Locate the string "structured" in the listing below. Copy every line where it is found.
%%
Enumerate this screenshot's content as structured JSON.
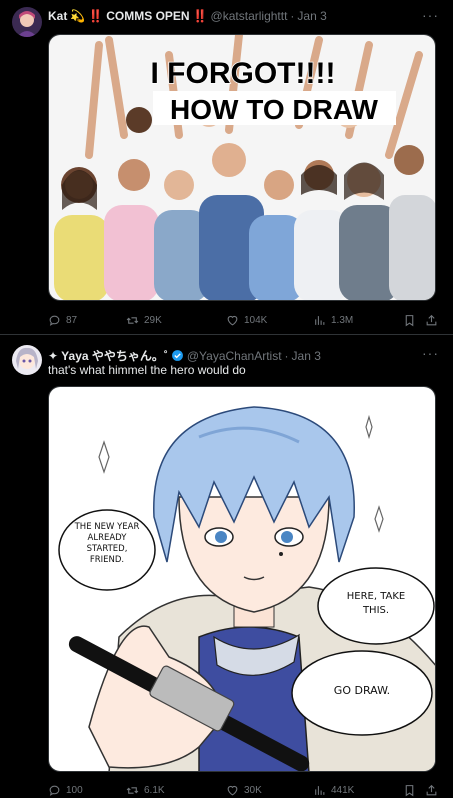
{
  "tweets": [
    {
      "display_name": "Kat",
      "name_emoji": "💫",
      "badge_pre": "‼️",
      "badge_text": "COMMS OPEN",
      "badge_post": "‼️",
      "handle": "@katstarlighttt",
      "date": "Jan 3",
      "image_text_line1": "I FORGOT!!!!",
      "image_text_line2": "HOW TO DRAW",
      "stats": {
        "replies": "87",
        "retweets": "29K",
        "likes": "104K",
        "views": "1.3M"
      }
    },
    {
      "display_name": "✦ Yaya ややちゃん。˚",
      "handle": "@YayaChanArtist",
      "date": "Jan 3",
      "text": "that's what himmel the hero would do",
      "bubble_left": "THE NEW YEAR ALREADY STARTED, FRIEND.",
      "bubble_right": "HERE, TAKE THIS.",
      "bubble_bottom": "GO DRAW.",
      "stats": {
        "replies": "100",
        "retweets": "6.1K",
        "likes": "30K",
        "views": "441K"
      }
    }
  ],
  "icons": {
    "reply": "reply-icon",
    "retweet": "retweet-icon",
    "like": "heart-icon",
    "views": "views-icon",
    "bookmark": "bookmark-icon",
    "share": "share-icon",
    "more": "more-icon",
    "verified": "verified-badge-icon"
  },
  "colors": {
    "background": "#000000",
    "text": "#e7e9ea",
    "muted": "#71767b",
    "border": "#2f3336",
    "verified": "#1d9bf0",
    "badge_red": "#f4212e"
  }
}
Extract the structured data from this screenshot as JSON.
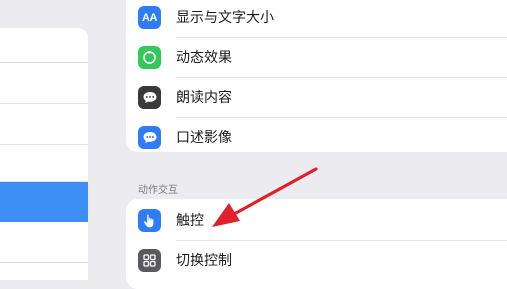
%%
**Exercise solution**
Enumerate this screenshot's content as structured JSON.
Extract the structured data from this screenshot as JSON.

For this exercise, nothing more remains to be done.